- What the task requires
Work out how many lines in the listing below include the word "screenshot". Give nothing but the number.

- Entries
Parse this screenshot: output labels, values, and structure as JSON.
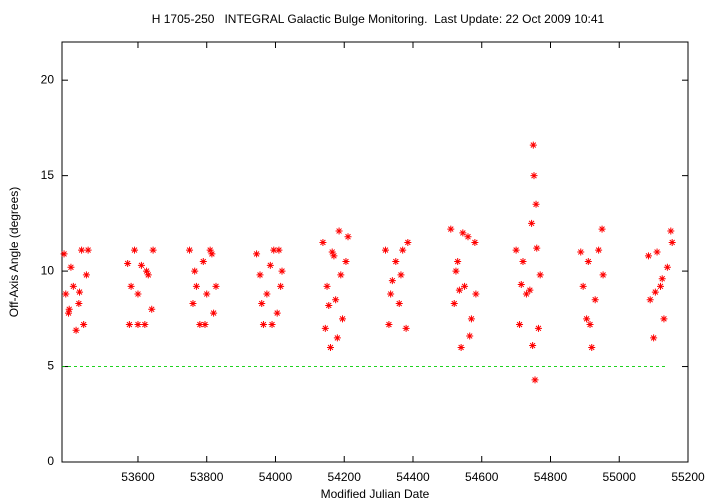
{
  "chart_data": {
    "type": "scatter",
    "title": "H 1705-250   INTEGRAL Galactic Bulge Monitoring.  Last Update: 22 Oct 2009 10:41",
    "x_label": "Modified Julian Date",
    "y_label": "Off-Axis Angle (degrees)",
    "color": "#ff0000",
    "reference_line": 5,
    "reference_color": "#00cc00",
    "xlim": [
      53379,
      55200
    ],
    "xticks": [
      53600,
      53800,
      54000,
      54200,
      54400,
      54600,
      54800,
      55000,
      55200
    ],
    "ylim": [
      0,
      22
    ],
    "yticks": [
      0,
      5,
      10,
      15,
      20
    ],
    "x": [
      53385,
      53390,
      53398,
      53405,
      53412,
      53420,
      53428,
      53436,
      53442,
      53450,
      53455,
      53400,
      53430,
      53570,
      53580,
      53590,
      53600,
      53610,
      53620,
      53630,
      53640,
      53644,
      53600,
      53625,
      53575,
      53750,
      53760,
      53770,
      53780,
      53790,
      53800,
      53810,
      53820,
      53827,
      53765,
      53795,
      53815,
      53945,
      53955,
      53965,
      53975,
      53985,
      53995,
      54005,
      54015,
      54019,
      53960,
      53990,
      54010,
      54138,
      54145,
      54150,
      54160,
      54170,
      54175,
      54185,
      54195,
      54205,
      54211,
      54155,
      54180,
      54190,
      54165,
      54320,
      54330,
      54340,
      54350,
      54360,
      54370,
      54380,
      54385,
      54335,
      54365,
      54510,
      54520,
      54530,
      54540,
      54550,
      54560,
      54570,
      54580,
      54583,
      54525,
      54545,
      54565,
      54535,
      54700,
      54710,
      54720,
      54730,
      54740,
      54745,
      54750,
      54752,
      54755,
      54758,
      54760,
      54765,
      54770,
      54715,
      54748,
      54888,
      54895,
      54905,
      54910,
      54920,
      54930,
      54940,
      54950,
      54953,
      54915,
      55085,
      55090,
      55100,
      55110,
      55120,
      55130,
      55140,
      55150,
      55154,
      55105,
      55125
    ],
    "values": [
      10.9,
      8.8,
      7.8,
      10.2,
      9.2,
      6.9,
      8.3,
      11.1,
      7.2,
      9.8,
      11.1,
      8.0,
      8.9,
      10.4,
      9.2,
      11.1,
      8.8,
      10.3,
      7.2,
      9.8,
      8.0,
      11.1,
      7.2,
      10.0,
      7.2,
      11.1,
      8.3,
      9.2,
      7.2,
      10.5,
      8.8,
      11.1,
      7.8,
      9.2,
      10.0,
      7.2,
      10.9,
      10.9,
      9.8,
      7.2,
      8.8,
      10.3,
      11.1,
      7.8,
      9.2,
      10.0,
      8.3,
      7.2,
      11.1,
      11.5,
      7.0,
      9.2,
      6.0,
      10.8,
      8.5,
      12.1,
      7.5,
      10.5,
      11.8,
      8.2,
      6.5,
      9.8,
      11.0,
      11.1,
      7.2,
      9.5,
      10.5,
      8.3,
      11.1,
      7.0,
      11.5,
      8.8,
      9.8,
      12.2,
      8.3,
      10.5,
      6.0,
      9.2,
      11.8,
      7.5,
      11.5,
      8.8,
      10.0,
      12.0,
      6.6,
      9.0,
      11.1,
      7.2,
      10.5,
      8.8,
      9.0,
      12.5,
      16.6,
      15.0,
      4.3,
      13.5,
      11.2,
      7.0,
      9.8,
      9.3,
      6.1,
      11.0,
      9.2,
      7.5,
      10.5,
      6.0,
      8.5,
      11.1,
      12.2,
      9.8,
      7.2,
      10.8,
      8.5,
      6.5,
      11.0,
      9.2,
      7.5,
      10.2,
      12.1,
      11.5,
      8.9,
      9.6
    ]
  }
}
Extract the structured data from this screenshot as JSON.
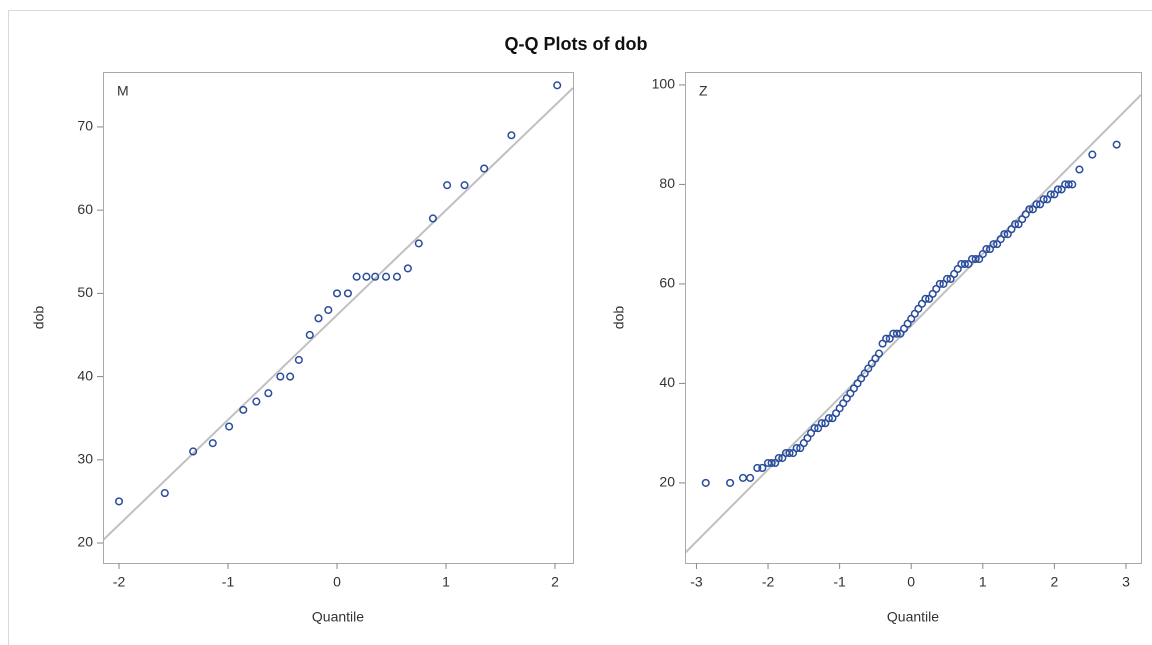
{
  "title": "Q-Q Plots of dob",
  "chart_data": [
    {
      "type": "scatter",
      "panel_label": "M",
      "x_label": "Quantile",
      "y_label": "dob",
      "color": "#2a4d9b",
      "line_color": "#c0c0c0",
      "xlim": [
        -2.147,
        2.165
      ],
      "ylim": [
        17.6,
        76.6
      ],
      "xticks": [
        -2,
        -1,
        0,
        1,
        2
      ],
      "yticks": [
        20,
        30,
        40,
        50,
        60,
        70
      ],
      "reference_line": {
        "intercept": 47.4,
        "slope": 12.6
      },
      "x": [
        -2.0,
        -1.58,
        -1.32,
        -1.14,
        -0.99,
        -0.86,
        -0.74,
        -0.63,
        -0.52,
        -0.43,
        -0.35,
        -0.25,
        -0.17,
        -0.08,
        0.0,
        0.1,
        0.18,
        0.27,
        0.35,
        0.45,
        0.55,
        0.65,
        0.75,
        0.88,
        1.01,
        1.17,
        1.35,
        1.6,
        2.02
      ],
      "values": [
        25,
        26,
        31,
        32,
        34,
        36,
        37,
        38,
        40,
        40,
        42,
        45,
        47,
        48,
        50,
        50,
        52,
        52,
        52,
        52,
        52,
        53,
        56,
        59,
        63,
        63,
        65,
        69,
        75
      ]
    },
    {
      "type": "scatter",
      "panel_label": "Z",
      "x_label": "Quantile",
      "y_label": "dob",
      "color": "#2a4d9b",
      "line_color": "#c0c0c0",
      "xlim": [
        -3.16,
        3.21
      ],
      "ylim": [
        3.9,
        102.6
      ],
      "xticks": [
        -3,
        -2,
        -1,
        0,
        1,
        2,
        3
      ],
      "yticks": [
        20,
        40,
        60,
        80,
        100
      ],
      "reference_line": {
        "intercept": 51.6,
        "slope": 14.46
      },
      "x": [
        -2.87,
        -2.53,
        -2.35,
        -2.25,
        -2.15,
        -2.08,
        -2.0,
        -1.95,
        -1.9,
        -1.85,
        -1.8,
        -1.75,
        -1.7,
        -1.65,
        -1.6,
        -1.55,
        -1.5,
        -1.45,
        -1.4,
        -1.35,
        -1.3,
        -1.25,
        -1.2,
        -1.15,
        -1.1,
        -1.05,
        -1.0,
        -0.95,
        -0.9,
        -0.85,
        -0.8,
        -0.75,
        -0.7,
        -0.65,
        -0.6,
        -0.55,
        -0.5,
        -0.45,
        -0.4,
        -0.35,
        -0.3,
        -0.25,
        -0.2,
        -0.15,
        -0.1,
        -0.05,
        0,
        0.05,
        0.1,
        0.15,
        0.2,
        0.25,
        0.3,
        0.35,
        0.4,
        0.45,
        0.5,
        0.55,
        0.6,
        0.65,
        0.7,
        0.75,
        0.8,
        0.85,
        0.9,
        0.95,
        1.0,
        1.05,
        1.1,
        1.15,
        1.2,
        1.25,
        1.3,
        1.35,
        1.4,
        1.45,
        1.5,
        1.55,
        1.6,
        1.65,
        1.7,
        1.75,
        1.8,
        1.85,
        1.9,
        1.95,
        2.0,
        2.05,
        2.1,
        2.15,
        2.2,
        2.25,
        2.35,
        2.53,
        2.87
      ],
      "values": [
        20,
        20,
        21,
        21,
        23,
        23,
        24,
        24,
        24,
        25,
        25,
        26,
        26,
        26,
        27,
        27,
        28,
        29,
        30,
        31,
        31,
        32,
        32,
        33,
        33,
        34,
        35,
        36,
        37,
        38,
        39,
        40,
        41,
        42,
        43,
        44,
        45,
        46,
        48,
        49,
        49,
        50,
        50,
        50,
        51,
        52,
        53,
        54,
        55,
        56,
        57,
        57,
        58,
        59,
        60,
        60,
        61,
        61,
        62,
        63,
        64,
        64,
        64,
        65,
        65,
        65,
        66,
        67,
        67,
        68,
        68,
        69,
        70,
        70,
        71,
        72,
        72,
        73,
        74,
        75,
        75,
        76,
        76,
        77,
        77,
        78,
        78,
        79,
        79,
        80,
        80,
        80,
        83,
        86,
        88
      ]
    }
  ]
}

- Result
2